(Collected data)
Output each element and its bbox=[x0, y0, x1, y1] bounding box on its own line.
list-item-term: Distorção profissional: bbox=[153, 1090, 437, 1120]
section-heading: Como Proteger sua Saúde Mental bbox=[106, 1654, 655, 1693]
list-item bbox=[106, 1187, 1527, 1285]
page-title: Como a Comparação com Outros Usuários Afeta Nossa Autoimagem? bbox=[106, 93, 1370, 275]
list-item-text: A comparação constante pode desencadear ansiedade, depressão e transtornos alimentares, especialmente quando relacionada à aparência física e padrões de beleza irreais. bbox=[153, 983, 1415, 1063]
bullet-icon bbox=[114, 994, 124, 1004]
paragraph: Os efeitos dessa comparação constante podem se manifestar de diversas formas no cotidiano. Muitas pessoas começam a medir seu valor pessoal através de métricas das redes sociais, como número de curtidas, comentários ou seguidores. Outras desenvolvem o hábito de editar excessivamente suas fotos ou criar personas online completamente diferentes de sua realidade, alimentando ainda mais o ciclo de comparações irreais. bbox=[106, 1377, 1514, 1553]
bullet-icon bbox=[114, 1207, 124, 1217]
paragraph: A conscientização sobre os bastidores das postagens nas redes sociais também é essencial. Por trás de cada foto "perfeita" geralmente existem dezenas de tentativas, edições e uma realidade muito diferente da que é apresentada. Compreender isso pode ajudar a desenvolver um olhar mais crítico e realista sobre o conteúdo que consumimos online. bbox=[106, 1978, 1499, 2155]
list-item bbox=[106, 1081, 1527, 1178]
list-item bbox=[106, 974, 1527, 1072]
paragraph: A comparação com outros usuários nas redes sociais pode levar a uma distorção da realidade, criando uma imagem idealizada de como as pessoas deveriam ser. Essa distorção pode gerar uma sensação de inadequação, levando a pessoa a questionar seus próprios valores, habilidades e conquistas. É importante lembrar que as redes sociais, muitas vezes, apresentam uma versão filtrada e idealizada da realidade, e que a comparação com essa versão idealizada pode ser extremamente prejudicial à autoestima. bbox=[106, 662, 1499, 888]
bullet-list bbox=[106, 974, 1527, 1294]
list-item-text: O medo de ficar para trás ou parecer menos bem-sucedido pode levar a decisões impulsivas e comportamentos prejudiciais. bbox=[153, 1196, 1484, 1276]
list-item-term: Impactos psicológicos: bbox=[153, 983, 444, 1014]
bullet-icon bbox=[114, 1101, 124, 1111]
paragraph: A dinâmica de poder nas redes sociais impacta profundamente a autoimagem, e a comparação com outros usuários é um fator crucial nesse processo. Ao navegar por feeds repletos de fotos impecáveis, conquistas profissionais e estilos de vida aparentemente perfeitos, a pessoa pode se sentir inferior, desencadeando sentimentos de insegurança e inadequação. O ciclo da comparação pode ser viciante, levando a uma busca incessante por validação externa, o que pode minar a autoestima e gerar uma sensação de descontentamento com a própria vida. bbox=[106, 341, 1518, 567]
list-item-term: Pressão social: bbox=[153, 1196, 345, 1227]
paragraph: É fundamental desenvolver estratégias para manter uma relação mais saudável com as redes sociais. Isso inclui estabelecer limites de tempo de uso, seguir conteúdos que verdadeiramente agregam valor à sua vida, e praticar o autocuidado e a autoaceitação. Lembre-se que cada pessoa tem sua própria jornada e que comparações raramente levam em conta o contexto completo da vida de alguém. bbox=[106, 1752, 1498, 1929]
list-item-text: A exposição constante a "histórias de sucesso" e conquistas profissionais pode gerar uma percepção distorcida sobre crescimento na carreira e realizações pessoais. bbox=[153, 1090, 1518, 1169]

Set problem —
How many lines in the records above contain the string "bullet"? Case counts, so give only the number.

Solved problem —
4